WORK REQUIRED.
In the records below, find the line containing "Read out every word on this page.", then extract that line and all subsequent lines exactly, leaving out everything else.

PROVIDED RECORDS.
__________________________________________________
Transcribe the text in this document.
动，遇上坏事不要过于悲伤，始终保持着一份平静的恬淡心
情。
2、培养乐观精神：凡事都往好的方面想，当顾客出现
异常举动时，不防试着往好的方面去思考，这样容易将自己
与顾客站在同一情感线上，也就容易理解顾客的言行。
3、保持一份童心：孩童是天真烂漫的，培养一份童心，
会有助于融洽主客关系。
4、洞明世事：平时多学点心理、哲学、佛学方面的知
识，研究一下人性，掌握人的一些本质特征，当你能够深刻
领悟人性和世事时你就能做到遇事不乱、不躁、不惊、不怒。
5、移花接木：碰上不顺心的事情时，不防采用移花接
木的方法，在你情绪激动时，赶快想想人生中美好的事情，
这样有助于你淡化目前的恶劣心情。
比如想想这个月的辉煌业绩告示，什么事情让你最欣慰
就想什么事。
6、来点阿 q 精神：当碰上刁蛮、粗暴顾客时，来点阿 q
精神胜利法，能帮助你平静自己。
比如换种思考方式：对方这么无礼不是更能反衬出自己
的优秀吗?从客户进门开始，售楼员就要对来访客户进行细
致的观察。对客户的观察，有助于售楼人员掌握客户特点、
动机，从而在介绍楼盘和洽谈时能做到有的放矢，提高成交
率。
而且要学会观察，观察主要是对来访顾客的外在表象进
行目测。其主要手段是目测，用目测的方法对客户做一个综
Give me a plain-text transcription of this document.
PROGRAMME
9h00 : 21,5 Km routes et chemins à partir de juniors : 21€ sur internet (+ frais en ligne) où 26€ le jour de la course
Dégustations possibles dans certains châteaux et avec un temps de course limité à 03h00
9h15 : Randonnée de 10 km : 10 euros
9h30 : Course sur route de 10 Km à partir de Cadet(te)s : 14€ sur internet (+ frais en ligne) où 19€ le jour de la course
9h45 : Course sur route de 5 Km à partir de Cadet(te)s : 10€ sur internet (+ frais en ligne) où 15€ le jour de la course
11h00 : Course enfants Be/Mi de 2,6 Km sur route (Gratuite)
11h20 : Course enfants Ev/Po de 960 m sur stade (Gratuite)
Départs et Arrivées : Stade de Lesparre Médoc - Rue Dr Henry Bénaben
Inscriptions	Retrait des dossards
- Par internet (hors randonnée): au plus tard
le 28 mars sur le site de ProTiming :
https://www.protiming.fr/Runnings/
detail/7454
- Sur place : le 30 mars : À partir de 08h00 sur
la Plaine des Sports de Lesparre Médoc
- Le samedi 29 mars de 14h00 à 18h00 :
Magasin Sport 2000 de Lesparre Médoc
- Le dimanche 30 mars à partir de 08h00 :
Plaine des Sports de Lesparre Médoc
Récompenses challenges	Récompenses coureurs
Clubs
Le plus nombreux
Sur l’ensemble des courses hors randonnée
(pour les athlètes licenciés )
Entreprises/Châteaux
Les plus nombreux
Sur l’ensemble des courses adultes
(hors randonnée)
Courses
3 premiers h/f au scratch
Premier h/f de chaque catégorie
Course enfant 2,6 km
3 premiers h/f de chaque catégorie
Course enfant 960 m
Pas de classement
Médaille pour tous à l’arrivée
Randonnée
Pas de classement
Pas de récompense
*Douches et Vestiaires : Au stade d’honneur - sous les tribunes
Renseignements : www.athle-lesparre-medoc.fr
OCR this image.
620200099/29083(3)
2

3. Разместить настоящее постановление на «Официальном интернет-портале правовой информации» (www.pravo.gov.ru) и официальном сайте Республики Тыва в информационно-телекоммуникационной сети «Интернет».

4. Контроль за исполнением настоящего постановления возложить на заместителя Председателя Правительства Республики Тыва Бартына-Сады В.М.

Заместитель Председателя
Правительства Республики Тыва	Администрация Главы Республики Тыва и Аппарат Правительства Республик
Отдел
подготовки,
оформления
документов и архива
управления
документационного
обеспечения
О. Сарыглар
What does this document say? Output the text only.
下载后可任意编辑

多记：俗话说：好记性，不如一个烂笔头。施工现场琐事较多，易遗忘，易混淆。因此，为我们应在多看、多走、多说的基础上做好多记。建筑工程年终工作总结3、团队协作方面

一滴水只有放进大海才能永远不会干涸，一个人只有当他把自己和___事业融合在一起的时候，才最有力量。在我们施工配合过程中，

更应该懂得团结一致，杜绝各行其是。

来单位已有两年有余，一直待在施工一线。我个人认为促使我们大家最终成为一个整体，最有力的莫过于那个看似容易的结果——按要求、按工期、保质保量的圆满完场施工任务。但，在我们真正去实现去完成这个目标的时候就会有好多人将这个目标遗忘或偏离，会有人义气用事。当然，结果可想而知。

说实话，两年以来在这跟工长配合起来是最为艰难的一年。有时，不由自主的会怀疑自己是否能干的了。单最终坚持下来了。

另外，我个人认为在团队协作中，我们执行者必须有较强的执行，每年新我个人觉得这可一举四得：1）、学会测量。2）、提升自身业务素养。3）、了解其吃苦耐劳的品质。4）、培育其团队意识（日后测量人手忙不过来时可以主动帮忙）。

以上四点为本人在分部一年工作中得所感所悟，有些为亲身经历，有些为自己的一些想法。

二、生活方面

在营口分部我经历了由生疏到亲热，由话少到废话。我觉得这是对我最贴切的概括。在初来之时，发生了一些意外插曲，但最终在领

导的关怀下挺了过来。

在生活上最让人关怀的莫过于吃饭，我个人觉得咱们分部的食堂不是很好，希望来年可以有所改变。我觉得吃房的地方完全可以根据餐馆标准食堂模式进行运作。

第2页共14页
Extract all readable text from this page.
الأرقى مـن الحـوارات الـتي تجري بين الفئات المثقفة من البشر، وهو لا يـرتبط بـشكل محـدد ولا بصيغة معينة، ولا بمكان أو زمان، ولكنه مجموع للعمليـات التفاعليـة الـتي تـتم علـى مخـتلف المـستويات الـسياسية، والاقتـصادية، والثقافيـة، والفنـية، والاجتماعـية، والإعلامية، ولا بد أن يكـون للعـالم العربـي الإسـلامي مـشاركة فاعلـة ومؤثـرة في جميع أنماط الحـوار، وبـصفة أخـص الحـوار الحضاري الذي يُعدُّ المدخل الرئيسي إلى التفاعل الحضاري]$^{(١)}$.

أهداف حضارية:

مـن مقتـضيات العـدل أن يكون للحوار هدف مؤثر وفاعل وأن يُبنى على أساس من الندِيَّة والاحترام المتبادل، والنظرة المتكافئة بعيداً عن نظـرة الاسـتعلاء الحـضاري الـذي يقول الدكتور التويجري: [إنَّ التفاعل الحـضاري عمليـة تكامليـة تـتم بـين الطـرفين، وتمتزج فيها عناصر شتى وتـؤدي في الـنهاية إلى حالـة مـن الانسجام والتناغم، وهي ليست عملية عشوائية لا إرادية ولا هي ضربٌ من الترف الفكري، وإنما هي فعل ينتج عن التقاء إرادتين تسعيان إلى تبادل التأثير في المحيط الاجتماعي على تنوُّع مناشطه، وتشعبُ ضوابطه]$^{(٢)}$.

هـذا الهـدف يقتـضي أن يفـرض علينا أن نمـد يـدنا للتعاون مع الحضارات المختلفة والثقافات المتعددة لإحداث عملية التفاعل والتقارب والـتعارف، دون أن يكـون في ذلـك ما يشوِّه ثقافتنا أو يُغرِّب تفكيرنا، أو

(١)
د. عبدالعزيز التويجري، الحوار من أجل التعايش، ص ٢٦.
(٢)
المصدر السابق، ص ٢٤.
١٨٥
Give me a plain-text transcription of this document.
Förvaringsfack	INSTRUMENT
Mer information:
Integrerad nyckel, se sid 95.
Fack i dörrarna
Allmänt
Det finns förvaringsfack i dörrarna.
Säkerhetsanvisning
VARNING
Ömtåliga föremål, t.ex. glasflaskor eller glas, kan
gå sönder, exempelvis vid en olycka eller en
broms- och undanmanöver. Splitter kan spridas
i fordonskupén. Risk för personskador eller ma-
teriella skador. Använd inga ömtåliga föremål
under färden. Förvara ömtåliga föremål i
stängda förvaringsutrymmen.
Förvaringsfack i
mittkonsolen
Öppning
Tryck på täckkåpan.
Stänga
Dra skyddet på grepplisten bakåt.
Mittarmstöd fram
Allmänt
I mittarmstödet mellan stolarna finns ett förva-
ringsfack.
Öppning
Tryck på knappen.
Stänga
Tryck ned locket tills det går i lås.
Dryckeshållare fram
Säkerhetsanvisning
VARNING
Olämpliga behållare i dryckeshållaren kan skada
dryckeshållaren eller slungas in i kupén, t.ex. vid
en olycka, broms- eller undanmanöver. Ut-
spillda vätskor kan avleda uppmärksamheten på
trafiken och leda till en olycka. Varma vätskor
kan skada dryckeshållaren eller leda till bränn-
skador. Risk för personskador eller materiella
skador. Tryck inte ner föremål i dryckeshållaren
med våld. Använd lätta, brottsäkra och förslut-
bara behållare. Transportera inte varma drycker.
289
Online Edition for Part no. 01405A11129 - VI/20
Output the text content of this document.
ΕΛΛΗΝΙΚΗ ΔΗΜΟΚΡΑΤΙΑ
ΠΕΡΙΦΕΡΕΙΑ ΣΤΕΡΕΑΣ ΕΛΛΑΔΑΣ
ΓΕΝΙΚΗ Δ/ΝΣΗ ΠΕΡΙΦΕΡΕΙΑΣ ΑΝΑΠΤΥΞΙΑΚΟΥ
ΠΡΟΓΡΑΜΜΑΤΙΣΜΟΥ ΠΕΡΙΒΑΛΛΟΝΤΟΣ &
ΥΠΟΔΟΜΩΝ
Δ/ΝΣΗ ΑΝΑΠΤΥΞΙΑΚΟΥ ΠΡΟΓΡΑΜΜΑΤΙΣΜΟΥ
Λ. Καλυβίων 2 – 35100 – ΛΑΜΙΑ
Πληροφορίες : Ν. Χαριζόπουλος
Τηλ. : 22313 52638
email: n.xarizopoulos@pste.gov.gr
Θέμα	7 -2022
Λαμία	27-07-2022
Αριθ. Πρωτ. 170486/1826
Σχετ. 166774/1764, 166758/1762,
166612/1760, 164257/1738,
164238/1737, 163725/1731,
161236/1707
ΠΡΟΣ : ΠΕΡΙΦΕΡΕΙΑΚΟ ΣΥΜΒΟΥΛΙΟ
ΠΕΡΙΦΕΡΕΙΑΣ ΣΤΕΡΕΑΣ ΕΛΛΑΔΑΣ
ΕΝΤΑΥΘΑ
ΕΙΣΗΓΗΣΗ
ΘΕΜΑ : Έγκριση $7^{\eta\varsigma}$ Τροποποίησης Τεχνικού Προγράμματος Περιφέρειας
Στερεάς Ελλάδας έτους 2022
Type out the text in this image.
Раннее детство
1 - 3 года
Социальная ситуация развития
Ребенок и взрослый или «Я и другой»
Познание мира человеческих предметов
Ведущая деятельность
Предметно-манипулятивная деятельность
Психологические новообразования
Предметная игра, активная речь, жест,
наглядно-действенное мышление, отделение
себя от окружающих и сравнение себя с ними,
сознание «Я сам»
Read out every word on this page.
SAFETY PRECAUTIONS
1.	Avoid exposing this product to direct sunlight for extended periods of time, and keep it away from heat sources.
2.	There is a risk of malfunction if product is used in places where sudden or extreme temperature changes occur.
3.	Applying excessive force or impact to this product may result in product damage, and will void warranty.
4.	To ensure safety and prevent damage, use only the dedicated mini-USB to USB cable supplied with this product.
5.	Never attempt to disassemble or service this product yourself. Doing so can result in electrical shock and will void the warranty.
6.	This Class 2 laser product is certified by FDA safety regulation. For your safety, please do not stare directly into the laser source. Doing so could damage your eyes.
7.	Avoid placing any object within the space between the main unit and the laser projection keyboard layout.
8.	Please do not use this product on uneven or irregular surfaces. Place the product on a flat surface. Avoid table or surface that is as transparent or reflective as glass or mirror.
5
__________________________________________________
WRITTEN RESPONSE.
Read out every word on this page.
SAFETY PRECAUTIONS
1.	Avoid exposing this product to direct sunlight for extended periods of time, and keep it away from heat sources.
2.	There is a risk of malfunction if product is used in places where sudden or extreme temperature changes occur.
3.	Applying excessive force or impact to this product may result in product damage, and will void warranty.
4.	To ensure safety and prevent damage, use only the dedicated mini-USB to USB cable supplied with this product.
5.	Never attempt to disassemble or service this product yourself. Doing so can result in electrical shock and will void the warranty.
6.	This Class 2 laser product is certified by FDA safety regulation. For your safety, please do not stare directly into the laser source. Doing so could damage your eyes.
7.	Avoid placing any object within the space between the main unit and the laser projection keyboard layout.
8.	Please do not use this product on uneven or irregular surfaces. Place the product on a flat surface. Avoid table or surface that is as transparent or reflective as glass or mirror.
5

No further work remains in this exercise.